* _Stated task_: From the passage on mouse biometric systems below, return word for word the span from "As any biometric" up to and including "any relevant tasks.".

This essay has been submitted by a student. This is not an example of the work written by our professional essay writers.
As any biometric system, mouse dynamic or mouse biometric system basically is adopting a basic biometric system model. A simple mouse biometric system usually consists of three modules. The three modules are:
i) Data Capture Module where an application is applied to collect information of mouse events or mouse movements by conducting a specific task or any relevant tasks.
ii) Feature Extraction Module where all the raw data from the previous module are processed and applied with calculations to get feature characteristics of each user.
iii) Classifier Module where the extraction feature will be used as identification or authentication to a user.
Data Capture Module consists of an application that can collect all data regarding the mouse behaviour or mouse events of a user when he or she is interacting with a GUI. The application can be developed using Java, Visual Basic, C# or many more language, while some of the mouse characteristics that can be collected are mouse click (right or left), mouse drag or mouse move. The mouse behaviour or mouse characteristics are very important to determine the accuracy of the results on any experiment. The GUI comes from pre-determined tasks and some can be random with or without the user's acknowledgement. In this case, a random GUI is important to avoid the user to be familiar of the tests so that the researcher will get more precise results.
(Among the earliest researcher that conducted research on mouse dynamic were Hayashi et al. (1997) that proposed a schema to identify a user using a mouse. In this research the authors conducted two sets of experiment to capture data of mouse movements. On the first experiment, the users were asked to draw a circle inside a given circle on the screen while the second experiment allowed the users to draw any sort of shape (i.e. triangle) but still inside the given circle. From the experiment, the authors used Event Precess of Xlib to record the coordinate of (X, Y) and the elapsed time (from the moment. Those raw data were stored in a file to be used later on.) (Everitt and McOwan (2003) proposed authentication of a user using signatures that written by a mouse. To capture data, the authors asked the users to choose a username and a password and wrote their own signature on the screen. The application was web-based and developed using Java applet. The captured raw data were the lengths of the signature trace, the spatial size and temporal information.) (In a research conducted by Pusara and Brodley (2004), the data capture was done when the users were working within Internet Explorer. The characteristics of the mouse movements that were collected were the cursor movement and mouse events (i.e., mouse wheel movements or whether single or double clicks). From the cursor movement that were recorded, the authors computed the distance, angle and speed between a pair of data points to get the raw features. While for mouse events, the authors grouped the mouse into a hierarchical structure. After that, the authors also calculated the distance, angle and speed between pairs of data points as the raw features. These raw features would be used for the next module.) (Hashia et al. (2005) research on authentication method by mouse movement, asked the users that enrol into the authors system by positioning the mouse cursor over a set of randomized dots. The 10 dots were random because to the authors wanted to see the behaviour of the mouse movement when he or she moved the cursor from one dot to another dot. From the movements, the coordinate of (X, Y) for every 50 ms was captured and stored in an online analysis system. The data would be used for feature extraction module.)

* _Extracted data_:

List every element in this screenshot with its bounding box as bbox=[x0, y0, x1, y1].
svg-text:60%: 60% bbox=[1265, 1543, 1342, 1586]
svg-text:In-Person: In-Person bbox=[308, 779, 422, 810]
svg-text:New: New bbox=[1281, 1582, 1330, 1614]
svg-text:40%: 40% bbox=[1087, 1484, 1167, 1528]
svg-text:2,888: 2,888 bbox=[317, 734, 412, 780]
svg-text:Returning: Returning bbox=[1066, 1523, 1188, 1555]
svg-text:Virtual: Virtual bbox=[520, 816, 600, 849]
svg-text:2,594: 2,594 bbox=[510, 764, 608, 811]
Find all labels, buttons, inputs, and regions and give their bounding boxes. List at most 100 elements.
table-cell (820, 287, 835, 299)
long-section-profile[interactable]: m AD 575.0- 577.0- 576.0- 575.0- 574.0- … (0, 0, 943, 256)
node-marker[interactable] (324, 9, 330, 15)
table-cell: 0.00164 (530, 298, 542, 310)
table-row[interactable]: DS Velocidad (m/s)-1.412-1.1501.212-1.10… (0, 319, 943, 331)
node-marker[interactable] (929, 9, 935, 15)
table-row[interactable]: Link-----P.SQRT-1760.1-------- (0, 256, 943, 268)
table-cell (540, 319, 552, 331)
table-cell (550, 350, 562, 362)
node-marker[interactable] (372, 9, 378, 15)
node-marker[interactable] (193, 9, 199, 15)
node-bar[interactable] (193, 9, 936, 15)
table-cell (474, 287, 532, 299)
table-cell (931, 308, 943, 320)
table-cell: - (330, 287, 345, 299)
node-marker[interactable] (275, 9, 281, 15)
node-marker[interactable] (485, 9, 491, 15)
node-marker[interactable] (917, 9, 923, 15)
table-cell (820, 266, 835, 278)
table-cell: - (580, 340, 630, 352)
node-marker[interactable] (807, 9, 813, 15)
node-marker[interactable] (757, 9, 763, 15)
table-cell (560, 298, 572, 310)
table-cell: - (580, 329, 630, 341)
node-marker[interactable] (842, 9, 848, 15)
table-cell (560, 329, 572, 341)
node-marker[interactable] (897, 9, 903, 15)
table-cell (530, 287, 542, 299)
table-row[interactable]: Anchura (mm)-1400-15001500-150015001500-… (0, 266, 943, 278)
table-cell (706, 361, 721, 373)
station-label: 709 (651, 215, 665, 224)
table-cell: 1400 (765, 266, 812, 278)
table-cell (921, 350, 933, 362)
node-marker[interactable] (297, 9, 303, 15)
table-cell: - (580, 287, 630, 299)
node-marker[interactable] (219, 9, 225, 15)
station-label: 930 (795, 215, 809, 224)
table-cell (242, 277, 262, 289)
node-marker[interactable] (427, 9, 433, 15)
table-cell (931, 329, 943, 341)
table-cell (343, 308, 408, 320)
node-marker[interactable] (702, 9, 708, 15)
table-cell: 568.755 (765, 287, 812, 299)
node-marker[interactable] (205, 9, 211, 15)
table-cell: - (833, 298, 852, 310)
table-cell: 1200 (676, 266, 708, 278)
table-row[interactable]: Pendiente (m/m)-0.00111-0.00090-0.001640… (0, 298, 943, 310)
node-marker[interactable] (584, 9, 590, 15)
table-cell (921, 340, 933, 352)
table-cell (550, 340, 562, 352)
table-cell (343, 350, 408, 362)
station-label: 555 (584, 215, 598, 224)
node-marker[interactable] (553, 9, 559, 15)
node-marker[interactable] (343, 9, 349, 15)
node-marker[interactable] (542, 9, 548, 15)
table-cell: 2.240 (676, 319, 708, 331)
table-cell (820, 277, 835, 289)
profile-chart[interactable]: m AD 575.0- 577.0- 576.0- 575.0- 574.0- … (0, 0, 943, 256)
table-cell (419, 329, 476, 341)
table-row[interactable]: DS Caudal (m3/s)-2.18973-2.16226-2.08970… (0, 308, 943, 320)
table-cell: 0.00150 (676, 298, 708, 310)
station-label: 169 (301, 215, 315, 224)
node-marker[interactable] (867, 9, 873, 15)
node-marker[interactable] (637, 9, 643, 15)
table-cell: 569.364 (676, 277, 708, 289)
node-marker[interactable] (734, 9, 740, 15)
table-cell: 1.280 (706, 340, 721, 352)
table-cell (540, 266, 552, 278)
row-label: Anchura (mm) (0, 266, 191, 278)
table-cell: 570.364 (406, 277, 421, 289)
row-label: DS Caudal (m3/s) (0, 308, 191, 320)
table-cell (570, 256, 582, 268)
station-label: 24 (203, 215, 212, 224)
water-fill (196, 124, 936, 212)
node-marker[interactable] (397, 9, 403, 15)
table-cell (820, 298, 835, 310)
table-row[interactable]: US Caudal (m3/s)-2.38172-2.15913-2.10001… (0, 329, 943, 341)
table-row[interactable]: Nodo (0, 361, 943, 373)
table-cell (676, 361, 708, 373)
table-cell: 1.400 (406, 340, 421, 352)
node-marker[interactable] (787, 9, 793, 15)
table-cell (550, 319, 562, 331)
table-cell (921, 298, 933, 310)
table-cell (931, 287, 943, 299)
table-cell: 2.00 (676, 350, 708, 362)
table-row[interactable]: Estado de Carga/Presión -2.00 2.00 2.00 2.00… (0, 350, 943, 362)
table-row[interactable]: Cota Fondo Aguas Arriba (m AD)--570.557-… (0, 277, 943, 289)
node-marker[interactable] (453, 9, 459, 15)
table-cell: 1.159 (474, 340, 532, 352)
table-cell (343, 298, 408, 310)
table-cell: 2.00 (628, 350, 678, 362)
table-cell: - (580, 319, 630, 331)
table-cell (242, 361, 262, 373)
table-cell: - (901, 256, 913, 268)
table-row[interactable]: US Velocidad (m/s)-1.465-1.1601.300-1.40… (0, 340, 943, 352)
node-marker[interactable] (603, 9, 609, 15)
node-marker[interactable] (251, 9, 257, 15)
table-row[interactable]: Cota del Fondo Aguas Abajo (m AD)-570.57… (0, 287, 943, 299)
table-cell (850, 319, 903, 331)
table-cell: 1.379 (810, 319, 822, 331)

* _Full output_:
As any biometric system, mouse dynamic or mouse biometric system basically is adopting a basic biometric system model. A simple mouse biometric system usually consists of three modules. The three modules are:
i) Data Capture Module where an application is applied to collect information of mouse events or mouse movements by conducting a specific task or any relevant tasks.